_Aim of the task_
Look through the material below and count the lines with the string "color". Report only the count.
## start Recorded data
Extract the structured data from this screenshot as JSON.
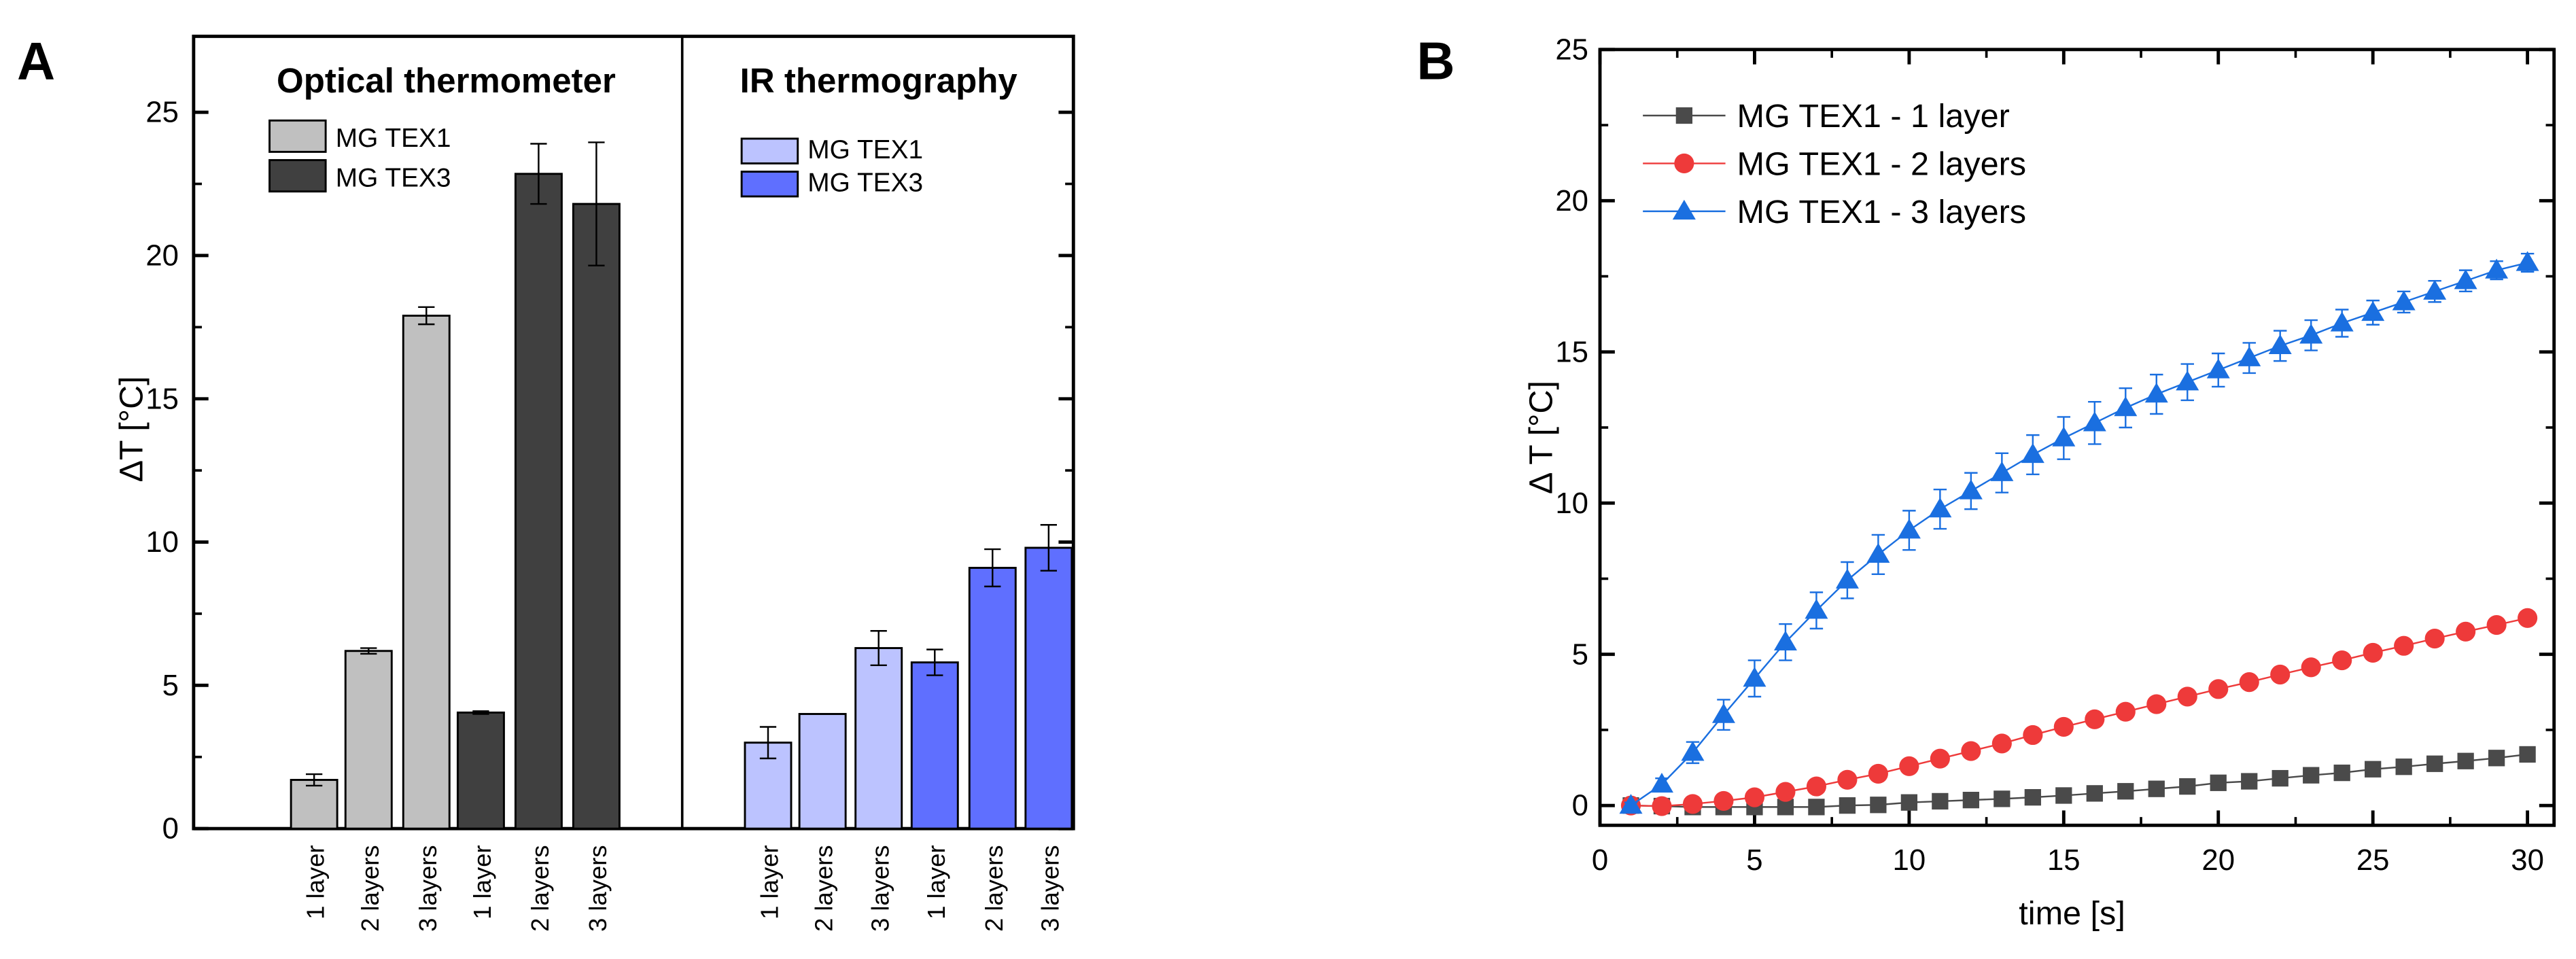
{
  "chart_data": [
    {
      "panel_label": "A",
      "type": "bar",
      "ylabel": "ΔT [°C]",
      "ylim": [
        0,
        27.5
      ],
      "yticks": [
        "0",
        "5",
        "10",
        "15",
        "20",
        "25"
      ],
      "categories": [
        "1 layer",
        "2 layers",
        "3 layers"
      ],
      "groups": [
        {
          "title": "Optical thermometer",
          "series": [
            {
              "name": "MG TEX1",
              "color": "#c0c0c0",
              "values": [
                1.7,
                6.2,
                17.9
              ],
              "errors": [
                0.2,
                0.1,
                0.3
              ]
            },
            {
              "name": "MG TEX3",
              "color": "#404040",
              "values": [
                4.05,
                22.85,
                21.8
              ],
              "errors": [
                0.05,
                1.05,
                2.15
              ]
            }
          ]
        },
        {
          "title": "IR thermography",
          "series": [
            {
              "name": "MG TEX1",
              "color": "#bcc3ff",
              "values": [
                3.0,
                4.0,
                6.3
              ],
              "errors": [
                0.55,
                0.0,
                0.6
              ]
            },
            {
              "name": "MG TEX3",
              "color": "#5f6fff",
              "values": [
                5.8,
                9.1,
                9.8
              ],
              "errors": [
                0.45,
                0.65,
                0.8
              ]
            }
          ]
        }
      ]
    },
    {
      "panel_label": "B",
      "type": "line",
      "xlabel": "time [s]",
      "ylabel": "Δ T [°C]",
      "xlim": [
        0,
        31
      ],
      "ylim": [
        -0.6,
        25
      ],
      "xticks": [
        "0",
        "5",
        "10",
        "15",
        "20",
        "25",
        "30"
      ],
      "yticks": [
        "0",
        "5",
        "10",
        "15",
        "20",
        "25"
      ],
      "legend_position": "top-left",
      "x": [
        1,
        2,
        3,
        4,
        5,
        6,
        7,
        8,
        9,
        10,
        11,
        12,
        13,
        14,
        15,
        16,
        17,
        18,
        19,
        20,
        21,
        22,
        23,
        24,
        25,
        26,
        27,
        28,
        29,
        30
      ],
      "series": [
        {
          "name": "MG TEX1 - 1 layer",
          "color": "#4a4a4a",
          "marker": "square",
          "values": [
            0,
            -0.02,
            -0.05,
            -0.05,
            -0.05,
            -0.05,
            -0.05,
            0,
            0.02,
            0.1,
            0.14,
            0.18,
            0.22,
            0.27,
            0.33,
            0.4,
            0.47,
            0.55,
            0.63,
            0.75,
            0.8,
            0.9,
            1.0,
            1.08,
            1.2,
            1.28,
            1.38,
            1.47,
            1.57,
            1.69
          ]
        },
        {
          "name": "MG TEX1 - 2 layers",
          "color": "#ee3a3a",
          "marker": "circle",
          "values": [
            0,
            -0.02,
            0.05,
            0.15,
            0.27,
            0.45,
            0.63,
            0.85,
            1.05,
            1.3,
            1.55,
            1.8,
            2.05,
            2.33,
            2.6,
            2.85,
            3.1,
            3.35,
            3.6,
            3.85,
            4.08,
            4.33,
            4.57,
            4.8,
            5.05,
            5.28,
            5.52,
            5.75,
            5.97,
            6.2
          ]
        },
        {
          "name": "MG TEX1 - 3 layers",
          "color": "#1a6fe0",
          "marker": "triangle",
          "values": [
            0,
            0.7,
            1.75,
            3.0,
            4.2,
            5.4,
            6.45,
            7.45,
            8.3,
            9.1,
            9.8,
            10.4,
            11.0,
            11.6,
            12.15,
            12.65,
            13.15,
            13.6,
            14.0,
            14.4,
            14.8,
            15.2,
            15.55,
            15.95,
            16.3,
            16.65,
            17.0,
            17.35,
            17.7,
            17.95
          ],
          "errors": [
            0.1,
            0.2,
            0.35,
            0.5,
            0.6,
            0.6,
            0.6,
            0.6,
            0.65,
            0.65,
            0.65,
            0.6,
            0.65,
            0.65,
            0.7,
            0.7,
            0.65,
            0.65,
            0.6,
            0.55,
            0.5,
            0.5,
            0.5,
            0.45,
            0.4,
            0.35,
            0.35,
            0.35,
            0.3,
            0.3
          ]
        }
      ]
    }
  ]
}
## end Recorded data
_Answer to this exercise_
7